**WHAT NEEDS TO BE DONE**
Copy out all lines that carry the word "Output".

**LISTED RECORDS**

:::

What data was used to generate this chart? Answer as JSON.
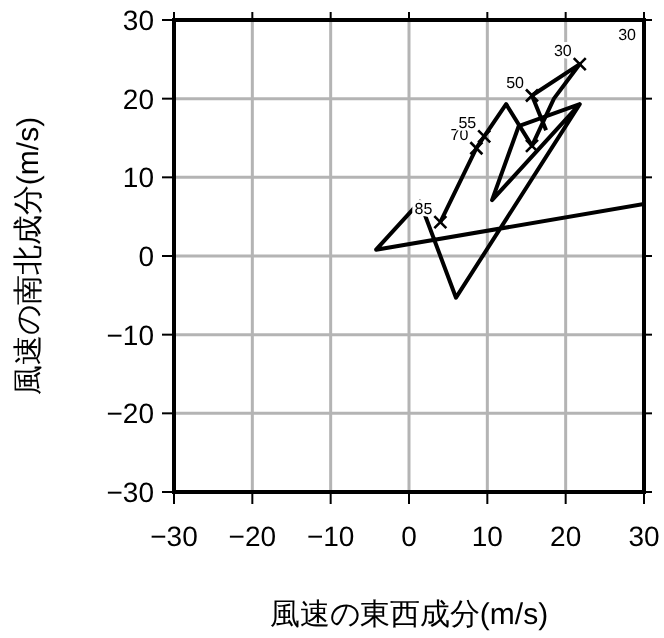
{
  "chart_data": {
    "type": "line",
    "xlabel": "風速の東西成分(m/s)",
    "ylabel": "風速の南北成分(m/s)",
    "xlim": [
      -30,
      30
    ],
    "ylim": [
      -30,
      30
    ],
    "xticks": [
      -30,
      -20,
      -10,
      0,
      10,
      20,
      30
    ],
    "yticks": [
      -30,
      -20,
      -10,
      0,
      10,
      20,
      30
    ],
    "grid": true,
    "series": [
      {
        "color": "#000000",
        "x": [
          30,
          -4.2,
          1.4,
          6.0,
          21.8,
          10.6,
          14.0,
          21.8
        ],
        "values": [
          6.6,
          0.8,
          6.9,
          -5.3,
          19.3,
          7.1,
          16.5,
          19.3
        ]
      },
      {
        "color": "#000000",
        "x": [
          4.0,
          8.6,
          9.6,
          12.4,
          15.7,
          18.5,
          21.8,
          15.7,
          17.5
        ],
        "values": [
          4.3,
          13.7,
          15.2,
          19.3,
          14.0,
          20.0,
          24.4,
          20.4,
          16.0
        ]
      },
      {
        "type": "scatter",
        "marker": "cross",
        "color": "#000000",
        "x": [
          4.0,
          8.6,
          9.6,
          15.7,
          21.8,
          15.7
        ],
        "values": [
          4.3,
          13.7,
          15.2,
          14.0,
          24.4,
          20.4
        ]
      }
    ],
    "annotations": [
      {
        "text": "85",
        "x": 4.0,
        "y": 4.3
      },
      {
        "text": "70",
        "x": 8.6,
        "y": 13.7
      },
      {
        "text": "55",
        "x": 9.6,
        "y": 15.2
      },
      {
        "text": "50",
        "x": 15.7,
        "y": 20.4
      },
      {
        "text": "30",
        "x": 21.8,
        "y": 24.4
      },
      "30"
    ]
  }
}
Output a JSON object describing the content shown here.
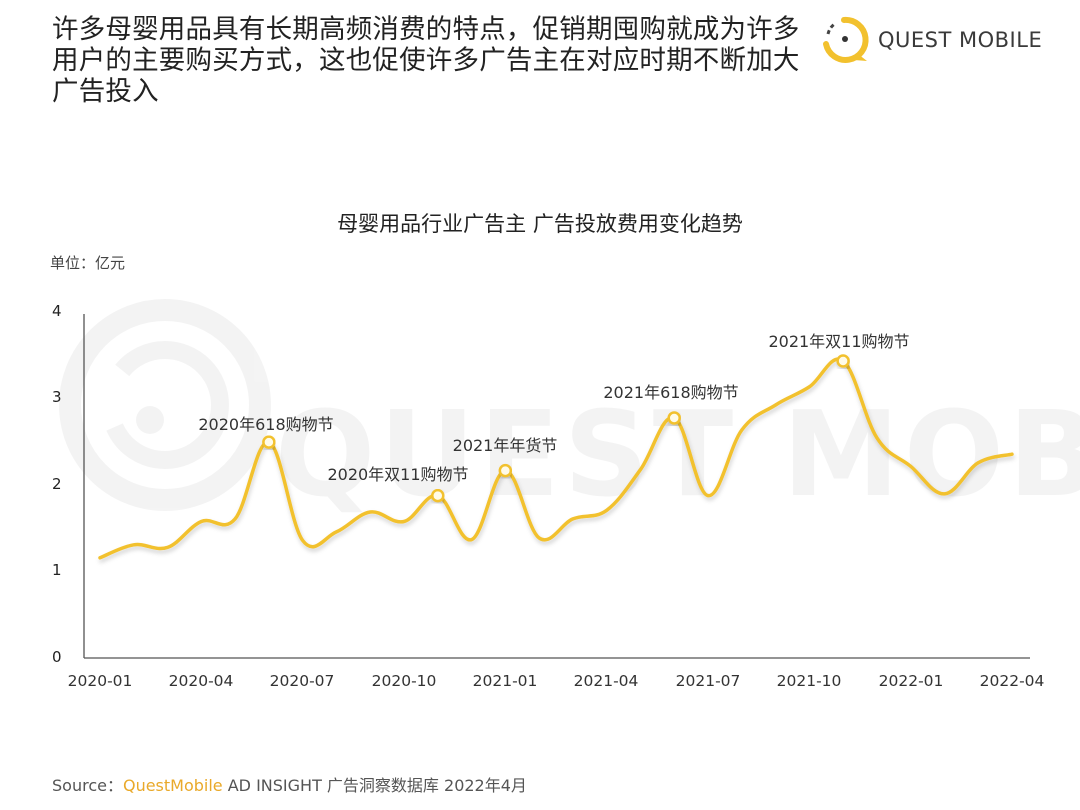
{
  "headline": {
    "lines": [
      "许多母婴用品具有长期高频消费的特点，促销期囤购就成为许多",
      "用户的主要购买方式，这也促使许多广告主在对应时期不断加大",
      "广告投入"
    ]
  },
  "logo": {
    "text": "QUEST MOBILE",
    "icon": "quest-mobile-logo-icon",
    "color": "#f2c12e"
  },
  "watermark": "QUEST MOBILE",
  "chart": {
    "title": "母婴用品行业广告主 广告投放费用变化趋势",
    "unit": "单位：亿元",
    "y_ticks": [
      "4",
      "3",
      "2",
      "1",
      "0"
    ],
    "x_ticks": [
      "2020-01",
      "2020-04",
      "2020-07",
      "2020-10",
      "2021-01",
      "2021-04",
      "2021-07",
      "2021-10",
      "2022-01",
      "2022-04"
    ],
    "annotations": [
      {
        "label": "2020年618购物节",
        "month": "2020-06"
      },
      {
        "label": "2020年双11购物节",
        "month": "2020-11"
      },
      {
        "label": "2021年年货节",
        "month": "2021-01"
      },
      {
        "label": "2021年618购物节",
        "month": "2021-06"
      },
      {
        "label": "2021年双11购物节",
        "month": "2021-11"
      }
    ],
    "line_color": "#f2c12e"
  },
  "source": {
    "prefix": "Source：",
    "brand": "QuestMobile",
    "rest": " AD INSIGHT 广告洞察数据库 2022年4月"
  },
  "chart_data": {
    "type": "line",
    "title": "母婴用品行业广告主 广告投放费用变化趋势",
    "xlabel": "",
    "ylabel": "单位：亿元",
    "ylim": [
      0,
      4
    ],
    "y_ticks": [
      0,
      1,
      2,
      3,
      4
    ],
    "grid": false,
    "legend": "none",
    "x": [
      "2020-01",
      "2020-02",
      "2020-03",
      "2020-04",
      "2020-05",
      "2020-06",
      "2020-07",
      "2020-08",
      "2020-09",
      "2020-10",
      "2020-11",
      "2020-12",
      "2021-01",
      "2021-02",
      "2021-03",
      "2021-04",
      "2021-05",
      "2021-06",
      "2021-07",
      "2021-08",
      "2021-09",
      "2021-10",
      "2021-11",
      "2021-12",
      "2022-01",
      "2022-02",
      "2022-03",
      "2022-04"
    ],
    "series": [
      {
        "name": "母婴用品行业广告主广告投放费用（亿元）",
        "values": [
          1.15,
          1.3,
          1.27,
          1.57,
          1.6,
          2.49,
          1.35,
          1.45,
          1.68,
          1.57,
          1.87,
          1.36,
          2.16,
          1.38,
          1.6,
          1.7,
          2.17,
          2.77,
          1.87,
          2.63,
          2.92,
          3.13,
          3.43,
          2.54,
          2.21,
          1.89,
          2.25,
          2.35
        ]
      }
    ],
    "annotations": [
      {
        "x": "2020-06",
        "y": 2.49,
        "text": "2020年618购物节"
      },
      {
        "x": "2020-11",
        "y": 1.87,
        "text": "2020年双11购物节"
      },
      {
        "x": "2021-01",
        "y": 2.16,
        "text": "2021年年货节"
      },
      {
        "x": "2021-06",
        "y": 2.77,
        "text": "2021年618购物节"
      },
      {
        "x": "2021-11",
        "y": 3.43,
        "text": "2021年双11购物节"
      }
    ]
  }
}
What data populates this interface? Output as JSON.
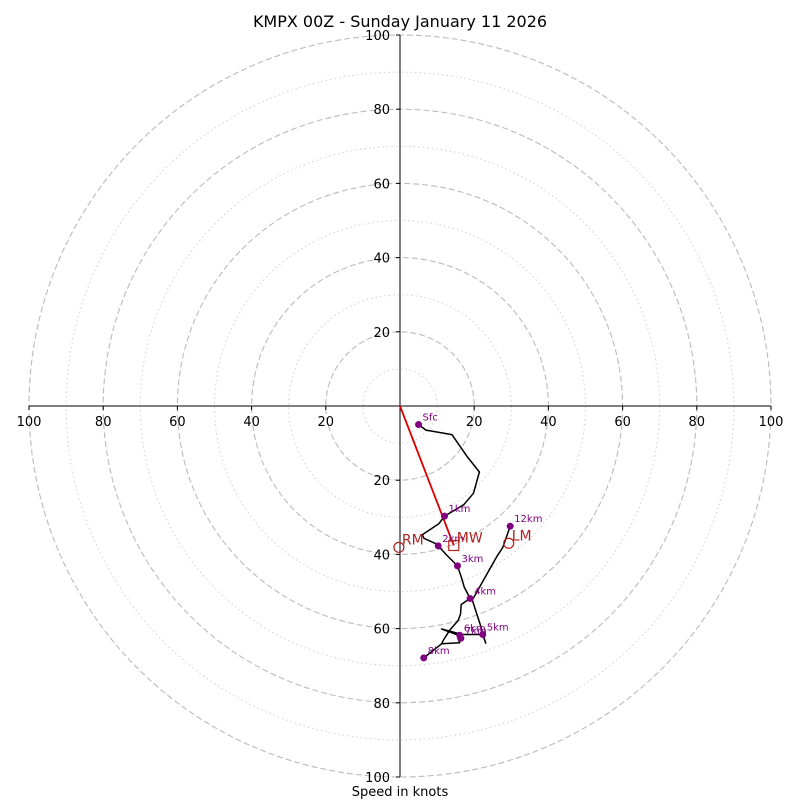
{
  "chart_data": {
    "type": "hodograph",
    "title": "KMPX 00Z - Sunday January 11 2026",
    "xlabel": "Speed in knots",
    "range": [
      -100,
      100
    ],
    "ring_major": [
      20,
      40,
      60,
      80,
      100
    ],
    "ring_minor": [
      10,
      30,
      50,
      70,
      90
    ],
    "x_ticks": [
      {
        "v": -100,
        "label": "100"
      },
      {
        "v": -80,
        "label": "80"
      },
      {
        "v": -60,
        "label": "60"
      },
      {
        "v": -40,
        "label": "40"
      },
      {
        "v": -20,
        "label": "20"
      },
      {
        "v": 20,
        "label": "20"
      },
      {
        "v": 40,
        "label": "40"
      },
      {
        "v": 60,
        "label": "60"
      },
      {
        "v": 80,
        "label": "80"
      },
      {
        "v": 100,
        "label": "100"
      }
    ],
    "y_ticks_top": [
      {
        "v": 20,
        "label": "20"
      },
      {
        "v": 40,
        "label": "40"
      },
      {
        "v": 60,
        "label": "60"
      },
      {
        "v": 80,
        "label": "80"
      },
      {
        "v": 100,
        "label": "100"
      }
    ],
    "y_ticks_bottom": [
      {
        "v": -20,
        "label": "20"
      },
      {
        "v": -40,
        "label": "40"
      },
      {
        "v": -60,
        "label": "60"
      },
      {
        "v": -80,
        "label": "80"
      },
      {
        "v": -100,
        "label": "100"
      }
    ],
    "trace": [
      [
        5,
        -5
      ],
      [
        7,
        -6.5
      ],
      [
        14,
        -7.7
      ],
      [
        18,
        -13.5
      ],
      [
        21.4,
        -17.8
      ],
      [
        19.8,
        -23.5
      ],
      [
        17.2,
        -26.6
      ],
      [
        12,
        -29.7
      ],
      [
        10.5,
        -31.7
      ],
      [
        6,
        -34.7
      ],
      [
        6.5,
        -35.7
      ],
      [
        9.6,
        -37.1
      ],
      [
        10.3,
        -37.7
      ],
      [
        12.6,
        -40.2
      ],
      [
        15.5,
        -43.1
      ],
      [
        16.5,
        -46
      ],
      [
        17.3,
        -48.8
      ],
      [
        18.9,
        -51.9
      ],
      [
        16.5,
        -53.5
      ],
      [
        16.3,
        -56.1
      ],
      [
        15.7,
        -57.8
      ],
      [
        13.5,
        -60.3
      ],
      [
        11.7,
        -63.1
      ],
      [
        11.2,
        -64.1
      ],
      [
        6.4,
        -67.9
      ],
      [
        11.2,
        -64.1
      ],
      [
        16.1,
        -63.8
      ],
      [
        15.6,
        -62.6
      ],
      [
        16.4,
        -62.1
      ],
      [
        15.8,
        -61.8
      ],
      [
        11.2,
        -60.1
      ],
      [
        16.8,
        -61.6
      ],
      [
        22.3,
        -61.6
      ],
      [
        23.1,
        -63.9
      ],
      [
        21.6,
        -58.8
      ],
      [
        19.5,
        -52.3
      ],
      [
        22.7,
        -46.6
      ],
      [
        26.2,
        -40.4
      ],
      [
        27.7,
        -38.1
      ],
      [
        29.7,
        -32.4
      ]
    ],
    "height_points": [
      {
        "label": "Sfc",
        "u": 5,
        "v": -5
      },
      {
        "label": "1km",
        "u": 12,
        "v": -29.7
      },
      {
        "label": "2km",
        "u": 10.3,
        "v": -37.7
      },
      {
        "label": "3km",
        "u": 15.5,
        "v": -43.1
      },
      {
        "label": "4km",
        "u": 18.9,
        "v": -51.9
      },
      {
        "label": "5km",
        "u": 22.3,
        "v": -61.6
      },
      {
        "label": "6km",
        "u": 16.1,
        "v": -61.8
      },
      {
        "label": "7km",
        "u": 16.4,
        "v": -62.6
      },
      {
        "label": "8km",
        "u": 6.4,
        "v": -67.9
      },
      {
        "label": "12km",
        "u": 29.7,
        "v": -32.4
      }
    ],
    "storm_motion": {
      "rm": {
        "label": "RM",
        "u": -0.3,
        "v": -38.1
      },
      "lm": {
        "label": "LM",
        "u": 29.3,
        "v": -37
      },
      "mw": {
        "label": "MW",
        "u": 14.5,
        "v": -37.6
      }
    },
    "colors": {
      "trace": "#000000",
      "points": "#800080",
      "motion": "#b22222",
      "shear": "#dd0000",
      "rings": "#bbbbbb"
    }
  }
}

:::

**TASK SOLUTION**
Output a JSON object describing the content shown here.
What data populates this interface? Output as JSON.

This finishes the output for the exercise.